Copy out all lines that carry the word "JSON".

--- Excerpted data ---

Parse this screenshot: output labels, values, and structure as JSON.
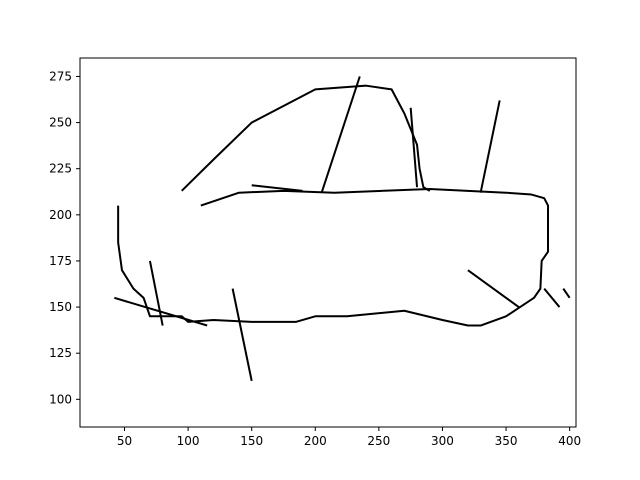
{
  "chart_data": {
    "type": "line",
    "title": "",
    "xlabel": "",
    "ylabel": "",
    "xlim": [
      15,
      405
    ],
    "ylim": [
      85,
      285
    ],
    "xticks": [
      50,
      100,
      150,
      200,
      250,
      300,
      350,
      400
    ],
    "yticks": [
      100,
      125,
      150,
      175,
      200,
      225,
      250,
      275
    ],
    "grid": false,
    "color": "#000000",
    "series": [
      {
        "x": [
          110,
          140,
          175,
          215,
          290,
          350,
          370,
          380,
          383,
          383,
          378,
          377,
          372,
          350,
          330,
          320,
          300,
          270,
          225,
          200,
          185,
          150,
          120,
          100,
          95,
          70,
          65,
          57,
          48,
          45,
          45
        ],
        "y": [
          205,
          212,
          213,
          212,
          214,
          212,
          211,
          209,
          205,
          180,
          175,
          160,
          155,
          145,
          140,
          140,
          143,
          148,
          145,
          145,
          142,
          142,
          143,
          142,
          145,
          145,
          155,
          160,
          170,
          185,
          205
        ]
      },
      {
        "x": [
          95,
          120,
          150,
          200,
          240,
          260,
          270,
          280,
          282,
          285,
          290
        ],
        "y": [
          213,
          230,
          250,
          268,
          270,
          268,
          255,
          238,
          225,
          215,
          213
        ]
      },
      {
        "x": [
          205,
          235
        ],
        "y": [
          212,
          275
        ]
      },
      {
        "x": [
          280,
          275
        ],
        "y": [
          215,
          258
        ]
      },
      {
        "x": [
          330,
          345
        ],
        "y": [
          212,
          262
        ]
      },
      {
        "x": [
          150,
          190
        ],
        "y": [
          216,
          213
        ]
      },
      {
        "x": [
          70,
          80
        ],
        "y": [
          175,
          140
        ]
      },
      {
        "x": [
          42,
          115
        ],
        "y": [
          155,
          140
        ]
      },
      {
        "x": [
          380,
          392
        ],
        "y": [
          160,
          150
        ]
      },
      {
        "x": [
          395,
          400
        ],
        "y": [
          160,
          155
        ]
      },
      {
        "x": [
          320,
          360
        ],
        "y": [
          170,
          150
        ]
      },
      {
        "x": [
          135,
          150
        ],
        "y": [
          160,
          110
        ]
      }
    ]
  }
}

---
--- Excerpted data ---

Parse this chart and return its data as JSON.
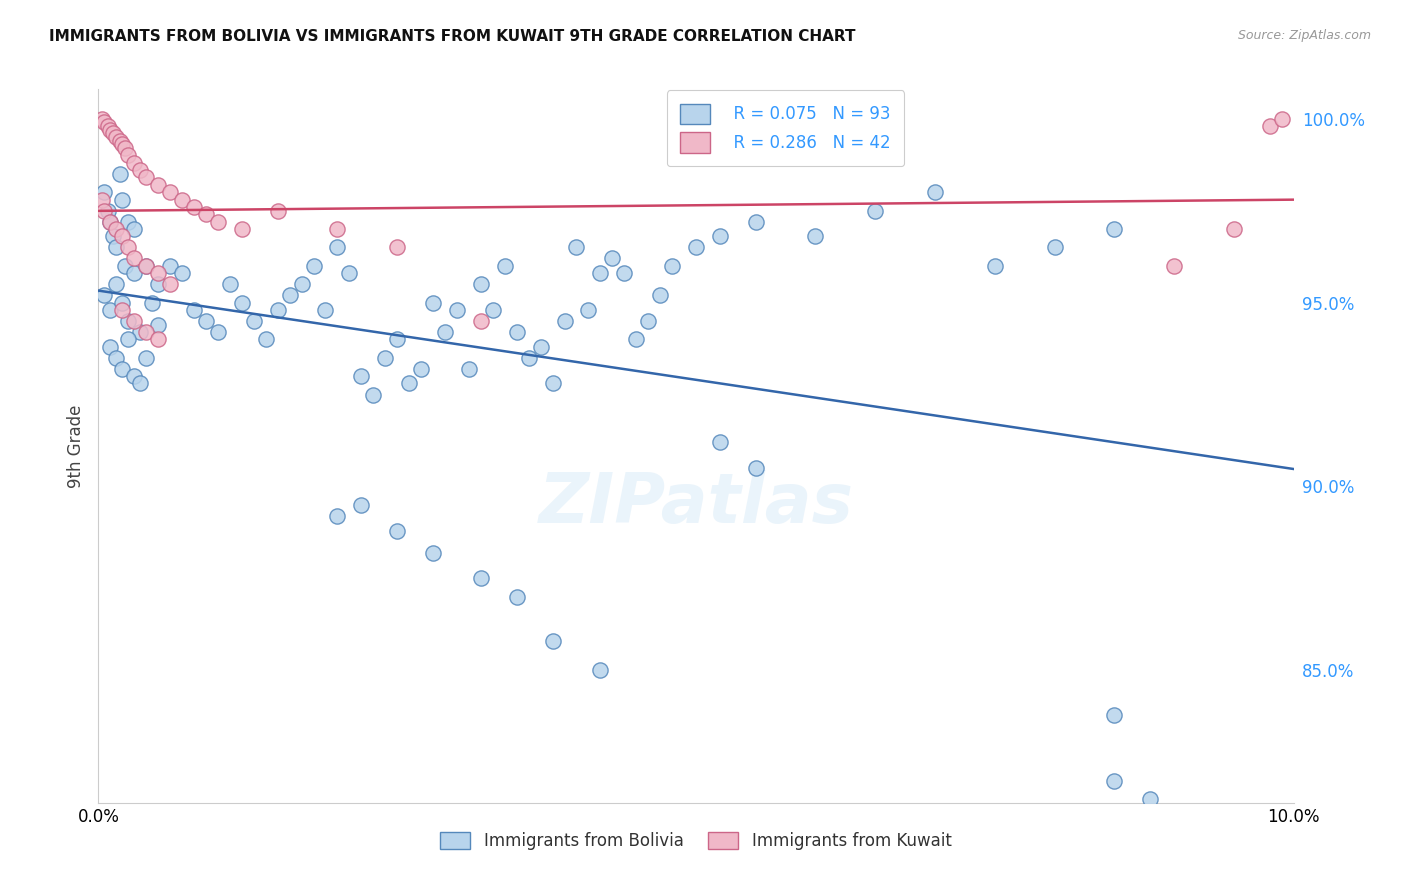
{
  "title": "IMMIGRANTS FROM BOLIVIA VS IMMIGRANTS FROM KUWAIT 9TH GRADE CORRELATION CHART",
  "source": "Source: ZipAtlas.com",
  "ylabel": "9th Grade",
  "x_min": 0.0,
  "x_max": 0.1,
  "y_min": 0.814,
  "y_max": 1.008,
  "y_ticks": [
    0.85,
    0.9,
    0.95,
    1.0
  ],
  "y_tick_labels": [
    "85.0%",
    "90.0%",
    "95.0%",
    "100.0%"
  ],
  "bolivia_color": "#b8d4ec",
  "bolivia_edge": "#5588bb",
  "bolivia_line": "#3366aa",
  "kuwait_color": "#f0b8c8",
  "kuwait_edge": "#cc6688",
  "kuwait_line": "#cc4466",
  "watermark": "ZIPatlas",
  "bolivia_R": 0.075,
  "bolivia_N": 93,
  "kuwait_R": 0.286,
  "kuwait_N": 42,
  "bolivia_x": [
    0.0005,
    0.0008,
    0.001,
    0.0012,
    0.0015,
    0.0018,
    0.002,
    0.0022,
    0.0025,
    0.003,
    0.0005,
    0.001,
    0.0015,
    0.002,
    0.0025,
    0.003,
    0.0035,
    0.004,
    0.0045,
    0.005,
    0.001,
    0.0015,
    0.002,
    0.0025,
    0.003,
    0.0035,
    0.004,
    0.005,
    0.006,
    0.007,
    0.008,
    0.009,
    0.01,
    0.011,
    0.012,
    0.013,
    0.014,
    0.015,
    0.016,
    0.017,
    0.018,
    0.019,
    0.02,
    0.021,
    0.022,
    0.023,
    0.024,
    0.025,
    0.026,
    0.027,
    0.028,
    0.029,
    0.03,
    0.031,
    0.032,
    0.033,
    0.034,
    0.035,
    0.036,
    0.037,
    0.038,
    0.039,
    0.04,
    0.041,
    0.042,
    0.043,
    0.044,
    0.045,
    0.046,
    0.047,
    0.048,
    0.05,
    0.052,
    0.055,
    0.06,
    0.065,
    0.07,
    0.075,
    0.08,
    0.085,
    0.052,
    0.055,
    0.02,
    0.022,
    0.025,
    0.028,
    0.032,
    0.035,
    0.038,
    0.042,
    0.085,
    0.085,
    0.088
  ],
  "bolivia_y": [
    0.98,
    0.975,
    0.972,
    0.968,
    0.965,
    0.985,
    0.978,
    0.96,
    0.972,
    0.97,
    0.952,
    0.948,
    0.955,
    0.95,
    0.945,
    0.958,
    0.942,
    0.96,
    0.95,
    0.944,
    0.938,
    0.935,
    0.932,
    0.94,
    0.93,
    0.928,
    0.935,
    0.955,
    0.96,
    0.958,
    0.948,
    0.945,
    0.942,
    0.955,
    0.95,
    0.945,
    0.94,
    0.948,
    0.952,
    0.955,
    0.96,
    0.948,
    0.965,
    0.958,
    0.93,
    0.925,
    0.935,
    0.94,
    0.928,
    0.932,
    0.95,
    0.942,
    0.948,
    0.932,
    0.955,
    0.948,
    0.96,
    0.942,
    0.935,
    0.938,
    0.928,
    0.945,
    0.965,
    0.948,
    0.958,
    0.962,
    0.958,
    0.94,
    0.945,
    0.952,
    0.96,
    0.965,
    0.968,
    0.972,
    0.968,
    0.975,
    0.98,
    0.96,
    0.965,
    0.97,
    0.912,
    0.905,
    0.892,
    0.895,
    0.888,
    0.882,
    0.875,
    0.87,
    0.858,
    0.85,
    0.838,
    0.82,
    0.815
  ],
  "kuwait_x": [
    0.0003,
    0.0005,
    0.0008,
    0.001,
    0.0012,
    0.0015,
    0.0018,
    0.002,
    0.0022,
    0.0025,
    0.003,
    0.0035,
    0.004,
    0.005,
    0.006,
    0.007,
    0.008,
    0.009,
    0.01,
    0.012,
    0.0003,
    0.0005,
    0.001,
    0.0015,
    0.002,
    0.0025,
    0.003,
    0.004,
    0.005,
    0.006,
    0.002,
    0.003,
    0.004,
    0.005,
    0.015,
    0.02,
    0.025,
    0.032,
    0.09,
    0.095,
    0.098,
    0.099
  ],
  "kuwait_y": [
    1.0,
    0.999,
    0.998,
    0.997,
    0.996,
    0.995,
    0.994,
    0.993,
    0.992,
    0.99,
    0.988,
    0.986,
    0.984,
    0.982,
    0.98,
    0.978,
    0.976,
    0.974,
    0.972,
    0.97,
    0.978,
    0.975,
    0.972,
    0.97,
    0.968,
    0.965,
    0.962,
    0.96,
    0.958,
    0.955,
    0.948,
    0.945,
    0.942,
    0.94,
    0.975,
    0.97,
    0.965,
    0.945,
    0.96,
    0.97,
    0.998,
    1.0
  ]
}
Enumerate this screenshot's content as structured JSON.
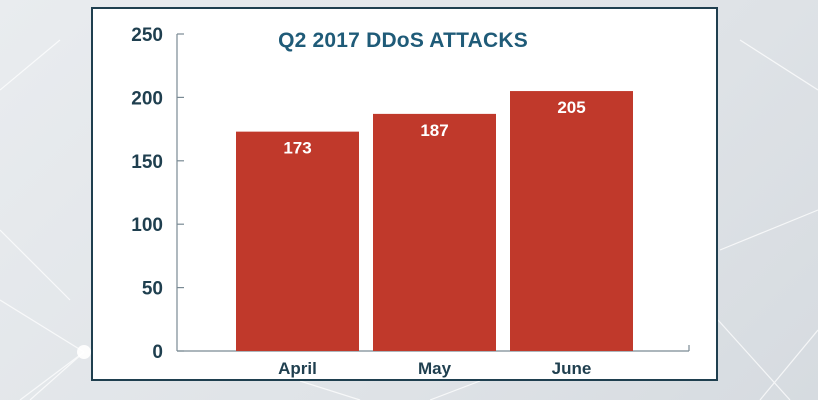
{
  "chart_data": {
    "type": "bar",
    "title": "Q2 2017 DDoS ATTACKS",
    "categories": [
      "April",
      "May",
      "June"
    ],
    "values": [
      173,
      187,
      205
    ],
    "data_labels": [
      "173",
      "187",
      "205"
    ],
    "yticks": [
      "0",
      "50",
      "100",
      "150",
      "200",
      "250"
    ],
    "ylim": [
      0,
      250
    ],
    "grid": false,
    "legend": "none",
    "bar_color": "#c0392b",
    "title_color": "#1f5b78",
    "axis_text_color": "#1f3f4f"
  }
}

---

*Response to this task*:
Parse this screenshot: output labels, values, and structure as JSON.
Parse this chart and return its data as JSON.
Enumerate this screenshot's content as structured JSON.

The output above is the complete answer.